-- Start --

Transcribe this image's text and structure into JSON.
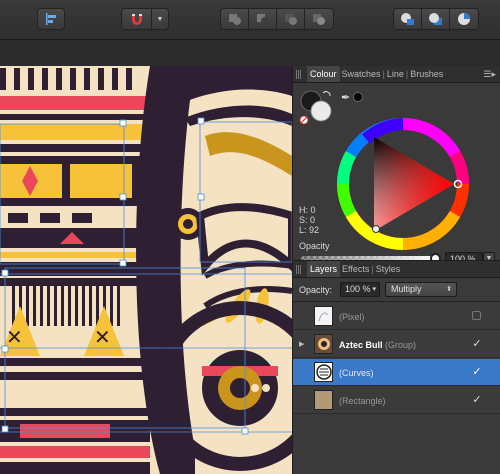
{
  "toolbar": {
    "icons": [
      "align-left-icon",
      "snapping-magnet-icon",
      "dropdown-chevron-icon",
      "boolean-add-icon",
      "boolean-subtract-icon",
      "boolean-intersect-icon",
      "boolean-divide-icon",
      "arrange-back-icon",
      "arrange-front-icon",
      "arrange-forward-icon"
    ]
  },
  "colour_panel": {
    "tabs": [
      "Colour",
      "Swatches",
      "Line",
      "Brushes"
    ],
    "hsl": {
      "h": "H: 0",
      "s": "S: 0",
      "l": "L: 92"
    },
    "opacity_label": "Opacity",
    "opacity_value": "100 %",
    "opacity_fraction": 1.0
  },
  "layers_panel": {
    "tabs": [
      "Layers",
      "Effects",
      "Styles"
    ],
    "opacity_label": "Opacity:",
    "opacity_value": "100 %",
    "blend_mode": "Multiply",
    "layers": [
      {
        "name": "(Pixel)",
        "group_suffix": "",
        "bold": false,
        "visible": false,
        "selected": false
      },
      {
        "name": "Aztec Bull",
        "group_suffix": "(Group)",
        "bold": true,
        "visible": true,
        "selected": false
      },
      {
        "name": "(Curves)",
        "group_suffix": "",
        "bold": false,
        "visible": true,
        "selected": true
      },
      {
        "name": "(Rectangle)",
        "group_suffix": "",
        "bold": false,
        "visible": true,
        "selected": false
      }
    ]
  },
  "colors": {
    "accent": "#3a78c8",
    "canvas_dark": "#2e1f33",
    "canvas_red": "#e8485a",
    "canvas_yellow": "#f5c23a",
    "canvas_cream": "#f4e2c2"
  }
}
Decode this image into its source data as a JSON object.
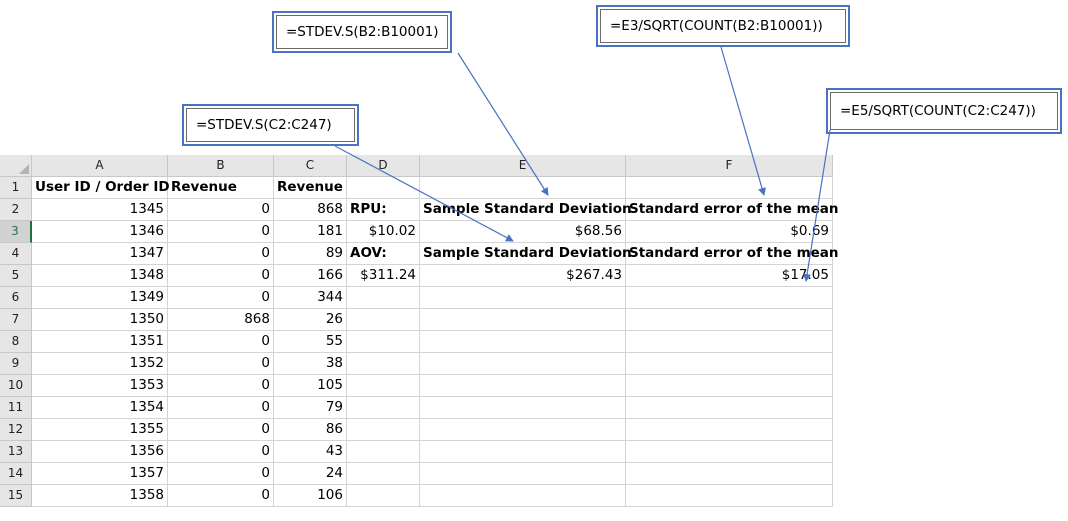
{
  "callouts": {
    "stdev_b": "=STDEV.S(B2:B10001)",
    "sem_b": "=E3/SQRT(COUNT(B2:B10001))",
    "stdev_c": "=STDEV.S(C2:C247)",
    "sem_c": "=E5/SQRT(COUNT(C2:C247))"
  },
  "sheet": {
    "columns": [
      "A",
      "B",
      "C",
      "D",
      "E",
      "F"
    ],
    "active_row": 3,
    "rows": [
      {
        "n": "1",
        "A": "User ID / Order ID",
        "B": "Revenue",
        "C": "Revenue",
        "D": "",
        "E": "",
        "F": ""
      },
      {
        "n": "2",
        "A": "1345",
        "B": "0",
        "C": "868",
        "D": "RPU:",
        "E": "Sample Standard Deviation",
        "F": "Standard error of the mean"
      },
      {
        "n": "3",
        "A": "1346",
        "B": "0",
        "C": "181",
        "D": "$10.02",
        "E": "$68.56",
        "F": "$0.69"
      },
      {
        "n": "4",
        "A": "1347",
        "B": "0",
        "C": "89",
        "D": "AOV:",
        "E": "Sample Standard Deviation",
        "F": "Standard error of the mean"
      },
      {
        "n": "5",
        "A": "1348",
        "B": "0",
        "C": "166",
        "D": "$311.24",
        "E": "$267.43",
        "F": "$17.05"
      },
      {
        "n": "6",
        "A": "1349",
        "B": "0",
        "C": "344",
        "D": "",
        "E": "",
        "F": ""
      },
      {
        "n": "7",
        "A": "1350",
        "B": "868",
        "C": "26",
        "D": "",
        "E": "",
        "F": ""
      },
      {
        "n": "8",
        "A": "1351",
        "B": "0",
        "C": "55",
        "D": "",
        "E": "",
        "F": ""
      },
      {
        "n": "9",
        "A": "1352",
        "B": "0",
        "C": "38",
        "D": "",
        "E": "",
        "F": ""
      },
      {
        "n": "10",
        "A": "1353",
        "B": "0",
        "C": "105",
        "D": "",
        "E": "",
        "F": ""
      },
      {
        "n": "11",
        "A": "1354",
        "B": "0",
        "C": "79",
        "D": "",
        "E": "",
        "F": ""
      },
      {
        "n": "12",
        "A": "1355",
        "B": "0",
        "C": "86",
        "D": "",
        "E": "",
        "F": ""
      },
      {
        "n": "13",
        "A": "1356",
        "B": "0",
        "C": "43",
        "D": "",
        "E": "",
        "F": ""
      },
      {
        "n": "14",
        "A": "1357",
        "B": "0",
        "C": "24",
        "D": "",
        "E": "",
        "F": ""
      },
      {
        "n": "15",
        "A": "1358",
        "B": "0",
        "C": "106",
        "D": "",
        "E": "",
        "F": ""
      }
    ]
  },
  "colors": {
    "arrow": "#4a72c4",
    "header_bg": "#e6e6e6",
    "gridline": "#d4d4d4",
    "active": "#217346"
  }
}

-- End --

**WHAT THE EXERCISE ASKS:**
Reproduce the full listing faithfully, but do not carry over any pictures.

**OUTPUT BELOW:**
Transcribe this image's text and structure into JSON.
{
  "toolbar": {
    "icons": [
      "align-left-icon",
      "snapping-magnet-icon",
      "dropdown-chevron-icon",
      "boolean-add-icon",
      "boolean-subtract-icon",
      "boolean-intersect-icon",
      "boolean-divide-icon",
      "arrange-back-icon",
      "arrange-front-icon",
      "arrange-forward-icon"
    ]
  },
  "colour_panel": {
    "tabs": [
      "Colour",
      "Swatches",
      "Line",
      "Brushes"
    ],
    "hsl": {
      "h": "H: 0",
      "s": "S: 0",
      "l": "L: 92"
    },
    "opacity_label": "Opacity",
    "opacity_value": "100 %",
    "opacity_fraction": 1.0
  },
  "layers_panel": {
    "tabs": [
      "Layers",
      "Effects",
      "Styles"
    ],
    "opacity_label": "Opacity:",
    "opacity_value": "100 %",
    "blend_mode": "Multiply",
    "layers": [
      {
        "name": "(Pixel)",
        "group_suffix": "",
        "bold": false,
        "visible": false,
        "selected": false
      },
      {
        "name": "Aztec Bull",
        "group_suffix": "(Group)",
        "bold": true,
        "visible": true,
        "selected": false
      },
      {
        "name": "(Curves)",
        "group_suffix": "",
        "bold": false,
        "visible": true,
        "selected": true
      },
      {
        "name": "(Rectangle)",
        "group_suffix": "",
        "bold": false,
        "visible": true,
        "selected": false
      }
    ]
  },
  "colors": {
    "accent": "#3a78c8",
    "canvas_dark": "#2e1f33",
    "canvas_red": "#e8485a",
    "canvas_yellow": "#f5c23a",
    "canvas_cream": "#f4e2c2"
  }
}
Decode this image into its source data as a JSON object.
{
  "callouts": {
    "stdev_b": "=STDEV.S(B2:B10001)",
    "sem_b": "=E3/SQRT(COUNT(B2:B10001))",
    "stdev_c": "=STDEV.S(C2:C247)",
    "sem_c": "=E5/SQRT(COUNT(C2:C247))"
  },
  "sheet": {
    "columns": [
      "A",
      "B",
      "C",
      "D",
      "E",
      "F"
    ],
    "active_row": 3,
    "rows": [
      {
        "n": "1",
        "A": "User ID / Order ID",
        "B": "Revenue",
        "C": "Revenue",
        "D": "",
        "E": "",
        "F": ""
      },
      {
        "n": "2",
        "A": "1345",
        "B": "0",
        "C": "868",
        "D": "RPU:",
        "E": "Sample Standard Deviation",
        "F": "Standard error of the mean"
      },
      {
        "n": "3",
        "A": "1346",
        "B": "0",
        "C": "181",
        "D": "$10.02",
        "E": "$68.56",
        "F": "$0.69"
      },
      {
        "n": "4",
        "A": "1347",
        "B": "0",
        "C": "89",
        "D": "AOV:",
        "E": "Sample Standard Deviation",
        "F": "Standard error of the mean"
      },
      {
        "n": "5",
        "A": "1348",
        "B": "0",
        "C": "166",
        "D": "$311.24",
        "E": "$267.43",
        "F": "$17.05"
      },
      {
        "n": "6",
        "A": "1349",
        "B": "0",
        "C": "344",
        "D": "",
        "E": "",
        "F": ""
      },
      {
        "n": "7",
        "A": "1350",
        "B": "868",
        "C": "26",
        "D": "",
        "E": "",
        "F": ""
      },
      {
        "n": "8",
        "A": "1351",
        "B": "0",
        "C": "55",
        "D": "",
        "E": "",
        "F": ""
      },
      {
        "n": "9",
        "A": "1352",
        "B": "0",
        "C": "38",
        "D": "",
        "E": "",
        "F": ""
      },
      {
        "n": "10",
        "A": "1353",
        "B": "0",
        "C": "105",
        "D": "",
        "E": "",
        "F": ""
      },
      {
        "n": "11",
        "A": "1354",
        "B": "0",
        "C": "79",
        "D": "",
        "E": "",
        "F": ""
      },
      {
        "n": "12",
        "A": "1355",
        "B": "0",
        "C": "86",
        "D": "",
        "E": "",
        "F": ""
      },
      {
        "n": "13",
        "A": "1356",
        "B": "0",
        "C": "43",
        "D": "",
        "E": "",
        "F": ""
      },
      {
        "n": "14",
        "A": "1357",
        "B": "0",
        "C": "24",
        "D": "",
        "E": "",
        "F": ""
      },
      {
        "n": "15",
        "A": "1358",
        "B": "0",
        "C": "106",
        "D": "",
        "E": "",
        "F": ""
      }
    ]
  },
  "colors": {
    "arrow": "#4a72c4",
    "header_bg": "#e6e6e6",
    "gridline": "#d4d4d4",
    "active": "#217346"
  }
}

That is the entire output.